▸ Your goal:
Could you output each line of the data that follows exactly?

Stored items from a collection:
• • • • •

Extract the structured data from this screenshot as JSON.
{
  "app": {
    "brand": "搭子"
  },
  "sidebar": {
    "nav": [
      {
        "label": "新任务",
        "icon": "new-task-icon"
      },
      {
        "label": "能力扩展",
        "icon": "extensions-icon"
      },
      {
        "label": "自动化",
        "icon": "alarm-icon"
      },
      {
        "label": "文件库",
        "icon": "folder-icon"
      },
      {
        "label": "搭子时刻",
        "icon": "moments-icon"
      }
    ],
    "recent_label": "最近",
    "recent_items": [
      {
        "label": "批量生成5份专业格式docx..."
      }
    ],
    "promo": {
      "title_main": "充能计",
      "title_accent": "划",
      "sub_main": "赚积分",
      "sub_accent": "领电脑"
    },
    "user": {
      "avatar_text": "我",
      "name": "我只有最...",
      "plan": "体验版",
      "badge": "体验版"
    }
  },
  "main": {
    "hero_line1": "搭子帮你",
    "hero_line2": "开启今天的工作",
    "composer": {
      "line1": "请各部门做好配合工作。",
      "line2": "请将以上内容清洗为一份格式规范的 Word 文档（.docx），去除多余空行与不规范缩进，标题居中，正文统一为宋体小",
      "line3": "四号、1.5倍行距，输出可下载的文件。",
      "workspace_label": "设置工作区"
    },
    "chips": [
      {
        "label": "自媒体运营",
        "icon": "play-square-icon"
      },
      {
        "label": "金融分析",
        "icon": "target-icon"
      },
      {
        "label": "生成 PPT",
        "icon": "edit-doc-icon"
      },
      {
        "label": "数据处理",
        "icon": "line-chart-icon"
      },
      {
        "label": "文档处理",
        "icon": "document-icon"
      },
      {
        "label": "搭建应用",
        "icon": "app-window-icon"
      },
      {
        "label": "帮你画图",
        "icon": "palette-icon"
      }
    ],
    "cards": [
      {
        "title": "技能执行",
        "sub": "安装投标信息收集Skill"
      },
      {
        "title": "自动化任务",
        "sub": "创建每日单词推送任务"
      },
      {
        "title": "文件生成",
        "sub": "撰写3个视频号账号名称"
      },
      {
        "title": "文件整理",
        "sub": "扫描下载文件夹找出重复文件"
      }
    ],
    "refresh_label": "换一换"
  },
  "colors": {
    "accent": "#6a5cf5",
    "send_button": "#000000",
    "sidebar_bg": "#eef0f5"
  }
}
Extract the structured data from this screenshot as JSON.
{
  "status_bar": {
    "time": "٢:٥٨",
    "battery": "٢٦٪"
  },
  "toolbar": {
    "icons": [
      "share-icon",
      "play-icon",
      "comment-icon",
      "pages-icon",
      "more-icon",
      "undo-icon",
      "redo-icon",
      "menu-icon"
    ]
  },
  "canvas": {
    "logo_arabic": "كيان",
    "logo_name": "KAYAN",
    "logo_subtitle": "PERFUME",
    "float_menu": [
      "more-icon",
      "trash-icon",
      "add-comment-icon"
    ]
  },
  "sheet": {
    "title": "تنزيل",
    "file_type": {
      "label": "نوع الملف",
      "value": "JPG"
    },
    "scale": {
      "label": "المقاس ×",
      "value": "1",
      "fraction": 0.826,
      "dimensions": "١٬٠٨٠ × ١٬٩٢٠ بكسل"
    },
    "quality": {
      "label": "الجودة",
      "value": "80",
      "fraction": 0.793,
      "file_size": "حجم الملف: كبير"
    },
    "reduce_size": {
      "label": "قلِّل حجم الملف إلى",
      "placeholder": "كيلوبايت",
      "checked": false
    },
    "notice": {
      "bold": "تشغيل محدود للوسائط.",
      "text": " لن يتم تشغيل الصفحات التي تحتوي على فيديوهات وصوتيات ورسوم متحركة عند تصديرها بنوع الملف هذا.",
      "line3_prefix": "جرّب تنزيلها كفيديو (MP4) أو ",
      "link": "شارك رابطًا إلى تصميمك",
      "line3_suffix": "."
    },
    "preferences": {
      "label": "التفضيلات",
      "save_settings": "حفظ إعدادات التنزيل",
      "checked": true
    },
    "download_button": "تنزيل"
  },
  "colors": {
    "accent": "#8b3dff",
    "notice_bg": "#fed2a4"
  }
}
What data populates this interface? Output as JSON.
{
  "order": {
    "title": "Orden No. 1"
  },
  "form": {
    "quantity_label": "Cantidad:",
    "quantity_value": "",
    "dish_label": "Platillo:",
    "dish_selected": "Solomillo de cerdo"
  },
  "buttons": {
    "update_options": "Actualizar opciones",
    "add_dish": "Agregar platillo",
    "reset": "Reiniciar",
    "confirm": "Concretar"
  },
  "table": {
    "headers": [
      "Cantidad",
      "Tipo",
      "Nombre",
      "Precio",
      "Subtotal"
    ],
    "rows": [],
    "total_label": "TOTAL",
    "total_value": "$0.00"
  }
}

• • • • •

▸ Solved problem:
Extract the structured data from this screenshot as JSON.
{
  "app": {
    "brand": "搭子"
  },
  "sidebar": {
    "nav": [
      {
        "label": "新任务",
        "icon": "new-task-icon"
      },
      {
        "label": "能力扩展",
        "icon": "extensions-icon"
      },
      {
        "label": "自动化",
        "icon": "alarm-icon"
      },
      {
        "label": "文件库",
        "icon": "folder-icon"
      },
      {
        "label": "搭子时刻",
        "icon": "moments-icon"
      }
    ],
    "recent_label": "最近",
    "recent_items": [
      {
        "label": "批量生成5份专业格式docx..."
      }
    ],
    "promo": {
      "title_main": "充能计",
      "title_accent": "划",
      "sub_main": "赚积分",
      "sub_accent": "领电脑"
    },
    "user": {
      "avatar_text": "我",
      "name": "我只有最...",
      "plan": "体验版",
      "badge": "体验版"
    }
  },
  "main": {
    "hero_line1": "搭子帮你",
    "hero_line2": "开启今天的工作",
    "composer": {
      "line1": "请各部门做好配合工作。",
      "line2": "请将以上内容清洗为一份格式规范的 Word 文档（.docx），去除多余空行与不规范缩进，标题居中，正文统一为宋体小",
      "line3": "四号、1.5倍行距，输出可下载的文件。",
      "workspace_label": "设置工作区"
    },
    "chips": [
      {
        "label": "自媒体运营",
        "icon": "play-square-icon"
      },
      {
        "label": "金融分析",
        "icon": "target-icon"
      },
      {
        "label": "生成 PPT",
        "icon": "edit-doc-icon"
      },
      {
        "label": "数据处理",
        "icon": "line-chart-icon"
      },
      {
        "label": "文档处理",
        "icon": "document-icon"
      },
      {
        "label": "搭建应用",
        "icon": "app-window-icon"
      },
      {
        "label": "帮你画图",
        "icon": "palette-icon"
      }
    ],
    "cards": [
      {
        "title": "技能执行",
        "sub": "安装投标信息收集Skill"
      },
      {
        "title": "自动化任务",
        "sub": "创建每日单词推送任务"
      },
      {
        "title": "文件生成",
        "sub": "撰写3个视频号账号名称"
      },
      {
        "title": "文件整理",
        "sub": "扫描下载文件夹找出重复文件"
      }
    ],
    "refresh_label": "换一换"
  },
  "colors": {
    "accent": "#6a5cf5",
    "send_button": "#000000",
    "sidebar_bg": "#eef0f5"
  }
}
Extract the structured data from this screenshot as JSON.
{
  "status_bar": {
    "time": "٢:٥٨",
    "battery": "٢٦٪"
  },
  "toolbar": {
    "icons": [
      "share-icon",
      "play-icon",
      "comment-icon",
      "pages-icon",
      "more-icon",
      "undo-icon",
      "redo-icon",
      "menu-icon"
    ]
  },
  "canvas": {
    "logo_arabic": "كيان",
    "logo_name": "KAYAN",
    "logo_subtitle": "PERFUME",
    "float_menu": [
      "more-icon",
      "trash-icon",
      "add-comment-icon"
    ]
  },
  "sheet": {
    "title": "تنزيل",
    "file_type": {
      "label": "نوع الملف",
      "value": "JPG"
    },
    "scale": {
      "label": "المقاس ×",
      "value": "1",
      "fraction": 0.826,
      "dimensions": "١٬٠٨٠ × ١٬٩٢٠ بكسل"
    },
    "quality": {
      "label": "الجودة",
      "value": "80",
      "fraction": 0.793,
      "file_size": "حجم الملف: كبير"
    },
    "reduce_size": {
      "label": "قلِّل حجم الملف إلى",
      "placeholder": "كيلوبايت",
      "checked": false
    },
    "notice": {
      "bold": "تشغيل محدود للوسائط.",
      "text": " لن يتم تشغيل الصفحات التي تحتوي على فيديوهات وصوتيات ورسوم متحركة عند تصديرها بنوع الملف هذا.",
      "line3_prefix": "جرّب تنزيلها كفيديو (MP4) أو ",
      "link": "شارك رابطًا إلى تصميمك",
      "line3_suffix": "."
    },
    "preferences": {
      "label": "التفضيلات",
      "save_settings": "حفظ إعدادات التنزيل",
      "checked": true
    },
    "download_button": "تنزيل"
  },
  "colors": {
    "accent": "#8b3dff",
    "notice_bg": "#fed2a4"
  }
}
What data populates this interface? Output as JSON.
{
  "order": {
    "title": "Orden No. 1"
  },
  "form": {
    "quantity_label": "Cantidad:",
    "quantity_value": "",
    "dish_label": "Platillo:",
    "dish_selected": "Solomillo de cerdo"
  },
  "buttons": {
    "update_options": "Actualizar opciones",
    "add_dish": "Agregar platillo",
    "reset": "Reiniciar",
    "confirm": "Concretar"
  },
  "table": {
    "headers": [
      "Cantidad",
      "Tipo",
      "Nombre",
      "Precio",
      "Subtotal"
    ],
    "rows": [],
    "total_label": "TOTAL",
    "total_value": "$0.00"
  }
}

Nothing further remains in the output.